Rows from a figure dataset
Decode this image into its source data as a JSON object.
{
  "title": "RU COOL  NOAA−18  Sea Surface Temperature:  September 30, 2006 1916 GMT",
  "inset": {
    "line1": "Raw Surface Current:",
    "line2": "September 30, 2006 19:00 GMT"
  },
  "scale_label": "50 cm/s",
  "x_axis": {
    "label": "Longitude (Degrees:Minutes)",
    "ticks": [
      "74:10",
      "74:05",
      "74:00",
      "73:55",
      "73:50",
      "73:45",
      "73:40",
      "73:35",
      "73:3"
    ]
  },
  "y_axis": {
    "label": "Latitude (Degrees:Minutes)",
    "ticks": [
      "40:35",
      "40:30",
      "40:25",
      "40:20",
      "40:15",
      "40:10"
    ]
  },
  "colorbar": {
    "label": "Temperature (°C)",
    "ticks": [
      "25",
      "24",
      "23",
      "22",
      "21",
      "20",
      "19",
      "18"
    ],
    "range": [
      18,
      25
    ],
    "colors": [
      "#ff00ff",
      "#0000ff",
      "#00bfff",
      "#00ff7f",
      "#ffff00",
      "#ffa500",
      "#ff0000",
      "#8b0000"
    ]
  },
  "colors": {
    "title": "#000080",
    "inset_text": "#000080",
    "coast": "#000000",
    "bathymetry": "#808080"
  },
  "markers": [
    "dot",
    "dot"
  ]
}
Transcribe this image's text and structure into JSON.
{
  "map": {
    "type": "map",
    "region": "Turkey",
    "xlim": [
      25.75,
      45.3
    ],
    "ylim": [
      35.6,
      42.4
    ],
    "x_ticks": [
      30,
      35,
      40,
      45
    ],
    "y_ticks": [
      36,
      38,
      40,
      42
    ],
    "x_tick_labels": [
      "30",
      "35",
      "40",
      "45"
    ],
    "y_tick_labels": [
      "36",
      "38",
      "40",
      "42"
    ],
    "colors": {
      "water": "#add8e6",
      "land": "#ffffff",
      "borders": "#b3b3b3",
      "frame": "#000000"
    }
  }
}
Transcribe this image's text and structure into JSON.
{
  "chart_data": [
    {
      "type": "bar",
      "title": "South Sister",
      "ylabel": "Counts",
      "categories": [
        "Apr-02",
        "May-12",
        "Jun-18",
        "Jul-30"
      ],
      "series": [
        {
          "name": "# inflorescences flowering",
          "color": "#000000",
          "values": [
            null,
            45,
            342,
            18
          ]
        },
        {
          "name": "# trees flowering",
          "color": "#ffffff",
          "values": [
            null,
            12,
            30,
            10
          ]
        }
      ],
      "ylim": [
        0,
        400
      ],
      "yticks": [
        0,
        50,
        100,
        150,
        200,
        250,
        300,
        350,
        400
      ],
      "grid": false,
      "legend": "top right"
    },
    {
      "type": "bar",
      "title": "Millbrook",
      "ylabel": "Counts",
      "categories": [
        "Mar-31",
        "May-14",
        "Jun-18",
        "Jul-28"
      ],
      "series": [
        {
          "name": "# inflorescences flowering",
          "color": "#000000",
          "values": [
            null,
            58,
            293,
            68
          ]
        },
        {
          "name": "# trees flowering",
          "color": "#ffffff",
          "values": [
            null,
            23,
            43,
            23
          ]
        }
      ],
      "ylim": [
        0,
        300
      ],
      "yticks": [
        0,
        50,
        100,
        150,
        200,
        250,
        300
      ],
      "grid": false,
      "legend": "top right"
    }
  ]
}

● **EXERCISE**: Copy each line that contains the word "September".

● **EXERCISE ANSWER**:
  "title": "RU COOL  NOAA−18  Sea Surface Temperature:  September 30, 2006 1916 GMT",
    "line2": "September 30, 2006 19:00 GMT"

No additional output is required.